** start **

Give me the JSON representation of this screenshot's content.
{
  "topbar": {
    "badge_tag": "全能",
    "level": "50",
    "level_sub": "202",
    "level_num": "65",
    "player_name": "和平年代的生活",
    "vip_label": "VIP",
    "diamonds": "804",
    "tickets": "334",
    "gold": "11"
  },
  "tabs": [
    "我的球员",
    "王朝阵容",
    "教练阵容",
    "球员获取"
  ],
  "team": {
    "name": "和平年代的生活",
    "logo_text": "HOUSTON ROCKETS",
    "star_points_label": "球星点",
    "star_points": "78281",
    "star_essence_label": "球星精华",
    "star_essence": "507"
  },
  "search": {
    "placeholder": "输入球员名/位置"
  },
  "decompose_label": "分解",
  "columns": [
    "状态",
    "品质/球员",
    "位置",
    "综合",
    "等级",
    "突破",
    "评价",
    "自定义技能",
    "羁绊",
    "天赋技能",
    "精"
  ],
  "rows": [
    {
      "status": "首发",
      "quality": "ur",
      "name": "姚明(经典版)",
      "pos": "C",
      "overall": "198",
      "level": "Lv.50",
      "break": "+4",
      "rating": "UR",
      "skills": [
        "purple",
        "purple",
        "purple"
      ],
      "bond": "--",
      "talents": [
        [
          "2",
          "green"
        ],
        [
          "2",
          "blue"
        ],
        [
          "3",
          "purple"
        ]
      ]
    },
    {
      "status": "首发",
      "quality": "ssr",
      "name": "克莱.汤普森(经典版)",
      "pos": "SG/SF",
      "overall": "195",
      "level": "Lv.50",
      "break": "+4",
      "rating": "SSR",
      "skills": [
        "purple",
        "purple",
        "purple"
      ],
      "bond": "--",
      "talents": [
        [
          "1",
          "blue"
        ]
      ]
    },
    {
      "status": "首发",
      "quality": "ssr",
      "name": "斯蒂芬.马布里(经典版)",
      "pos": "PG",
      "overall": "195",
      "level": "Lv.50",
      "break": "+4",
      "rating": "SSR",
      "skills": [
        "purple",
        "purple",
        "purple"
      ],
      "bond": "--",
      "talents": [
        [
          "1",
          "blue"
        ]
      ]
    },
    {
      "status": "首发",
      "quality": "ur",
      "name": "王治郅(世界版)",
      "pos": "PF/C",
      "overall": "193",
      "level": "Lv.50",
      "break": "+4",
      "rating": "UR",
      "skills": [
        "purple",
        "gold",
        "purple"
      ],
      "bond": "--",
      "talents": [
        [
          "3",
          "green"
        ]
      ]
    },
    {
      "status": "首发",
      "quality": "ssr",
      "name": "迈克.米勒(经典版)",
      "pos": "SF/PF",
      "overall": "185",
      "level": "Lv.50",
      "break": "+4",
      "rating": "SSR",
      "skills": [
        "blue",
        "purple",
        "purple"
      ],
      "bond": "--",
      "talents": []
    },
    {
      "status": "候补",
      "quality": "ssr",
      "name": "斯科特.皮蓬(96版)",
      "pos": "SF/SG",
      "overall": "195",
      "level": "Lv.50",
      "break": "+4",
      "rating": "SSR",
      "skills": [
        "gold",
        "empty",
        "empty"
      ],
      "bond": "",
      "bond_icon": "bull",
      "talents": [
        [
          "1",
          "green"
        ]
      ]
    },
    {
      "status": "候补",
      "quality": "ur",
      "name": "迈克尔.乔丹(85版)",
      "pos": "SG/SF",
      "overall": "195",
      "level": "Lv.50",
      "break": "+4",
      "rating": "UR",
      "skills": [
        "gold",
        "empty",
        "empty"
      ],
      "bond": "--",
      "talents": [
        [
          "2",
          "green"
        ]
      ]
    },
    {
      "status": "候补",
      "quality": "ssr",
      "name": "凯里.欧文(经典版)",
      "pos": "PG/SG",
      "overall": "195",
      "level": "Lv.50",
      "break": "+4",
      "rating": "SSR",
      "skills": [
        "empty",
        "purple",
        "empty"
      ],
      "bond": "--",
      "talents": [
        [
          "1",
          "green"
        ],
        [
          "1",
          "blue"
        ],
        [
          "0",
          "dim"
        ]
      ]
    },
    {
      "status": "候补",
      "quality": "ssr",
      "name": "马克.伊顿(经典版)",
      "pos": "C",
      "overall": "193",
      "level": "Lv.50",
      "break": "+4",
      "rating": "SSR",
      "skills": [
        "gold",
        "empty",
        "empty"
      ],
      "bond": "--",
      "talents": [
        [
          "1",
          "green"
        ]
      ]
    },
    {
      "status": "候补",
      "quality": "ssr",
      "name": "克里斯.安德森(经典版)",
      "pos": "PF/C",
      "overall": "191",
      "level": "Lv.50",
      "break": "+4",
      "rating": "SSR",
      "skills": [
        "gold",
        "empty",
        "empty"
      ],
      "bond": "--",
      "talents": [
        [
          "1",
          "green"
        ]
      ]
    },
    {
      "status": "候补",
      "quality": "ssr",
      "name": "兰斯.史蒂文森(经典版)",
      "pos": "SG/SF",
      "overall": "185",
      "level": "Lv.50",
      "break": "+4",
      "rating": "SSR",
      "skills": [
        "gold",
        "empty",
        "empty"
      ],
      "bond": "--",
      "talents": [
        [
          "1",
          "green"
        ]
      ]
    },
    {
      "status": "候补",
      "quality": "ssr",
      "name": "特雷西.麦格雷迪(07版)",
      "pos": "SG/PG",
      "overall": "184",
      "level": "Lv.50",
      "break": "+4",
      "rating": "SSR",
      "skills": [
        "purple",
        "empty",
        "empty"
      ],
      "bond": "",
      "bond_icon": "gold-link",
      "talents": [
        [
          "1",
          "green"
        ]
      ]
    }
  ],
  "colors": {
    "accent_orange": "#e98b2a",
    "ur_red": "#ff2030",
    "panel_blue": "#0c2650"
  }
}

** end **

Copy the entries above exactly, leaving none out.

Give me the JSON representation of this screenshot's content.
{
  "topbar": {
    "badge_tag": "全能",
    "level": "50",
    "level_sub": "202",
    "level_num": "65",
    "player_name": "和平年代的生活",
    "vip_label": "VIP",
    "diamonds": "804",
    "tickets": "334",
    "gold": "11"
  },
  "tabs": [
    "我的球员",
    "王朝阵容",
    "教练阵容",
    "球员获取"
  ],
  "team": {
    "name": "和平年代的生活",
    "logo_text": "HOUSTON ROCKETS",
    "star_points_label": "球星点",
    "star_points": "78281",
    "star_essence_label": "球星精华",
    "star_essence": "507"
  },
  "search": {
    "placeholder": "输入球员名/位置"
  },
  "decompose_label": "分解",
  "columns": [
    "状态",
    "品质/球员",
    "位置",
    "综合",
    "等级",
    "突破",
    "评价",
    "自定义技能",
    "羁绊",
    "天赋技能",
    "精"
  ],
  "rows": [
    {
      "status": "首发",
      "quality": "ur",
      "name": "姚明(经典版)",
      "pos": "C",
      "overall": "198",
      "level": "Lv.50",
      "break": "+4",
      "rating": "UR",
      "skills": [
        "purple",
        "purple",
        "purple"
      ],
      "bond": "--",
      "talents": [
        [
          "2",
          "green"
        ],
        [
          "2",
          "blue"
        ],
        [
          "3",
          "purple"
        ]
      ]
    },
    {
      "status": "首发",
      "quality": "ssr",
      "name": "克莱.汤普森(经典版)",
      "pos": "SG/SF",
      "overall": "195",
      "level": "Lv.50",
      "break": "+4",
      "rating": "SSR",
      "skills": [
        "purple",
        "purple",
        "purple"
      ],
      "bond": "--",
      "talents": [
        [
          "1",
          "blue"
        ]
      ]
    },
    {
      "status": "首发",
      "quality": "ssr",
      "name": "斯蒂芬.马布里(经典版)",
      "pos": "PG",
      "overall": "195",
      "level": "Lv.50",
      "break": "+4",
      "rating": "SSR",
      "skills": [
        "purple",
        "purple",
        "purple"
      ],
      "bond": "--",
      "talents": [
        [
          "1",
          "blue"
        ]
      ]
    },
    {
      "status": "首发",
      "quality": "ur",
      "name": "王治郅(世界版)",
      "pos": "PF/C",
      "overall": "193",
      "level": "Lv.50",
      "break": "+4",
      "rating": "UR",
      "skills": [
        "purple",
        "gold",
        "purple"
      ],
      "bond": "--",
      "talents": [
        [
          "3",
          "green"
        ]
      ]
    },
    {
      "status": "首发",
      "quality": "ssr",
      "name": "迈克.米勒(经典版)",
      "pos": "SF/PF",
      "overall": "185",
      "level": "Lv.50",
      "break": "+4",
      "rating": "SSR",
      "skills": [
        "blue",
        "purple",
        "purple"
      ],
      "bond": "--",
      "talents": []
    },
    {
      "status": "候补",
      "quality": "ssr",
      "name": "斯科特.皮蓬(96版)",
      "pos": "SF/SG",
      "overall": "195",
      "level": "Lv.50",
      "break": "+4",
      "rating": "SSR",
      "skills": [
        "gold",
        "empty",
        "empty"
      ],
      "bond": "",
      "bond_icon": "bull",
      "talents": [
        [
          "1",
          "green"
        ]
      ]
    },
    {
      "status": "候补",
      "quality": "ur",
      "name": "迈克尔.乔丹(85版)",
      "pos": "SG/SF",
      "overall": "195",
      "level": "Lv.50",
      "break": "+4",
      "rating": "UR",
      "skills": [
        "gold",
        "empty",
        "empty"
      ],
      "bond": "--",
      "talents": [
        [
          "2",
          "green"
        ]
      ]
    },
    {
      "status": "候补",
      "quality": "ssr",
      "name": "凯里.欧文(经典版)",
      "pos": "PG/SG",
      "overall": "195",
      "level": "Lv.50",
      "break": "+4",
      "rating": "SSR",
      "skills": [
        "empty",
        "purple",
        "empty"
      ],
      "bond": "--",
      "talents": [
        [
          "1",
          "green"
        ],
        [
          "1",
          "blue"
        ],
        [
          "0",
          "dim"
        ]
      ]
    },
    {
      "status": "候补",
      "quality": "ssr",
      "name": "马克.伊顿(经典版)",
      "pos": "C",
      "overall": "193",
      "level": "Lv.50",
      "break": "+4",
      "rating": "SSR",
      "skills": [
        "gold",
        "empty",
        "empty"
      ],
      "bond": "--",
      "talents": [
        [
          "1",
          "green"
        ]
      ]
    },
    {
      "status": "候补",
      "quality": "ssr",
      "name": "克里斯.安德森(经典版)",
      "pos": "PF/C",
      "overall": "191",
      "level": "Lv.50",
      "break": "+4",
      "rating": "SSR",
      "skills": [
        "gold",
        "empty",
        "empty"
      ],
      "bond": "--",
      "talents": [
        [
          "1",
          "green"
        ]
      ]
    },
    {
      "status": "候补",
      "quality": "ssr",
      "name": "兰斯.史蒂文森(经典版)",
      "pos": "SG/SF",
      "overall": "185",
      "level": "Lv.50",
      "break": "+4",
      "rating": "SSR",
      "skills": [
        "gold",
        "empty",
        "empty"
      ],
      "bond": "--",
      "talents": [
        [
          "1",
          "green"
        ]
      ]
    },
    {
      "status": "候补",
      "quality": "ssr",
      "name": "特雷西.麦格雷迪(07版)",
      "pos": "SG/PG",
      "overall": "184",
      "level": "Lv.50",
      "break": "+4",
      "rating": "SSR",
      "skills": [
        "purple",
        "empty",
        "empty"
      ],
      "bond": "",
      "bond_icon": "gold-link",
      "talents": [
        [
          "1",
          "green"
        ]
      ]
    }
  ],
  "colors": {
    "accent_orange": "#e98b2a",
    "ur_red": "#ff2030",
    "panel_blue": "#0c2650"
  }
}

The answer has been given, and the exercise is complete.